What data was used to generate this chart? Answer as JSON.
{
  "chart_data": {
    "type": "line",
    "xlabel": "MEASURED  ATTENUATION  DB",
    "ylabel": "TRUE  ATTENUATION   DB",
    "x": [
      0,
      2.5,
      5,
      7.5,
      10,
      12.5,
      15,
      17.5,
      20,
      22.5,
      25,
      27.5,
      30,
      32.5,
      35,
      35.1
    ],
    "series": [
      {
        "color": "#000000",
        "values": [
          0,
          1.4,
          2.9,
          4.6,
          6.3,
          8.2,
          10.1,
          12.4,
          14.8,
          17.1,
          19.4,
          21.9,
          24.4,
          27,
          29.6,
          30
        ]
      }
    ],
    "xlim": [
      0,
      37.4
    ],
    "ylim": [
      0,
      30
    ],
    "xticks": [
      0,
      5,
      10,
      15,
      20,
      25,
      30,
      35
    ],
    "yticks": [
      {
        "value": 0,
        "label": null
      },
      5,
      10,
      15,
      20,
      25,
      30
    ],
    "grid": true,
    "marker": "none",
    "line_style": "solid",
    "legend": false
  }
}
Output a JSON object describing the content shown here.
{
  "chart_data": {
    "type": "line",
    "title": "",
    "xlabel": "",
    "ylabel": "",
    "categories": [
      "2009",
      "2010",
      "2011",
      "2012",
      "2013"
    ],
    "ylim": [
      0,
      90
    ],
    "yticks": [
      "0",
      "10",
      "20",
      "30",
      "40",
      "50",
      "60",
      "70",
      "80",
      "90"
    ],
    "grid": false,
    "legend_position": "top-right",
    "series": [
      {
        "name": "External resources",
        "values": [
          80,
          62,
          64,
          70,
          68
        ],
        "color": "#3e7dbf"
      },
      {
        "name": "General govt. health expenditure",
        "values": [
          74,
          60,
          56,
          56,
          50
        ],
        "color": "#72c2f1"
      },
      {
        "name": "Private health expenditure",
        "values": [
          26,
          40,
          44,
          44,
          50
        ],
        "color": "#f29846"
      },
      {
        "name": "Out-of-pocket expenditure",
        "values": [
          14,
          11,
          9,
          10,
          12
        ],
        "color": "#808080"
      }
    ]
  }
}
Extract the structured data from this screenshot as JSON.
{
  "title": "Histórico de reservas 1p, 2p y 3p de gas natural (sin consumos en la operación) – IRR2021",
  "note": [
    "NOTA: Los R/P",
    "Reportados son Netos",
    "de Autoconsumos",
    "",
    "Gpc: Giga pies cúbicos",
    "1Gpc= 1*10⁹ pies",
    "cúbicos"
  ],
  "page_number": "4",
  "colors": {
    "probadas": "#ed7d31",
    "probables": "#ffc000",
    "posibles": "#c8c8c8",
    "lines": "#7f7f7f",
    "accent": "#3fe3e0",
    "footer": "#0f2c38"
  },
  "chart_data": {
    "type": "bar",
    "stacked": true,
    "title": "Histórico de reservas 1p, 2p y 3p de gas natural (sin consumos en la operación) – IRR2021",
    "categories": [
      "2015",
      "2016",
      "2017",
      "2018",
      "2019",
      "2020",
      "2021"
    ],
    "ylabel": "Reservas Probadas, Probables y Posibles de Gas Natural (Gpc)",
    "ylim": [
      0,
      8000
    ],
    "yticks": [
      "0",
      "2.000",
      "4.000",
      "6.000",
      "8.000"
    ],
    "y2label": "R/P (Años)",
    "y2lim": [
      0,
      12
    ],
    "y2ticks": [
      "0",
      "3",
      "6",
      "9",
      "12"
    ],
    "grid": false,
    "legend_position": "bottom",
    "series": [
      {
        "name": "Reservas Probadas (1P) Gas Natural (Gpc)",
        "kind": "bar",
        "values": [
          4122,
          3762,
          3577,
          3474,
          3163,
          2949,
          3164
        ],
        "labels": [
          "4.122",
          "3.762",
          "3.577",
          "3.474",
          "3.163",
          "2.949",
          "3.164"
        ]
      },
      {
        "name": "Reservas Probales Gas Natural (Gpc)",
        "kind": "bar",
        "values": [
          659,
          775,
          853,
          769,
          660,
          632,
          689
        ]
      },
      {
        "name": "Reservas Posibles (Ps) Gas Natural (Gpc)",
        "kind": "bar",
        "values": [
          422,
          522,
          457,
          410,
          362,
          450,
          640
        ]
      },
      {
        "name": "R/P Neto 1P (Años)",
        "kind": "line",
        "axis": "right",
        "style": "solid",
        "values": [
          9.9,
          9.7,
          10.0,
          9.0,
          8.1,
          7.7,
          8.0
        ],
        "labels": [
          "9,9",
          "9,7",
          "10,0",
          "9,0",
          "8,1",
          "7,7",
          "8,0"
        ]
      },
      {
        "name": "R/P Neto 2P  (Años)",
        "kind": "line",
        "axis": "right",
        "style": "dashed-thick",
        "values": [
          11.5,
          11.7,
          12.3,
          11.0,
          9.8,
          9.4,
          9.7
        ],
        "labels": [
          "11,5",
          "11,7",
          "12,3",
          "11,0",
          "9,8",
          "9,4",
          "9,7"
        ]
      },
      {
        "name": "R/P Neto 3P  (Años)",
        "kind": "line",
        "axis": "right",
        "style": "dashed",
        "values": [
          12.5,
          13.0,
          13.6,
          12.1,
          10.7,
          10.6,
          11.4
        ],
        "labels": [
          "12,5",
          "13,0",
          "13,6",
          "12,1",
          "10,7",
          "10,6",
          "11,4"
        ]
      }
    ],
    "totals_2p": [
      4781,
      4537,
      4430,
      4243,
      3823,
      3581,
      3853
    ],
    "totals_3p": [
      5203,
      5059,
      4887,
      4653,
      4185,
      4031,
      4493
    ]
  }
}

════════════════

(Problem): Gather every line from the entries above where the word "xlabel" appears, and copy them.

(Response for this exercise):
    "xlabel": "MEASURED  ATTENUATION  DB",
    "xlabel": "",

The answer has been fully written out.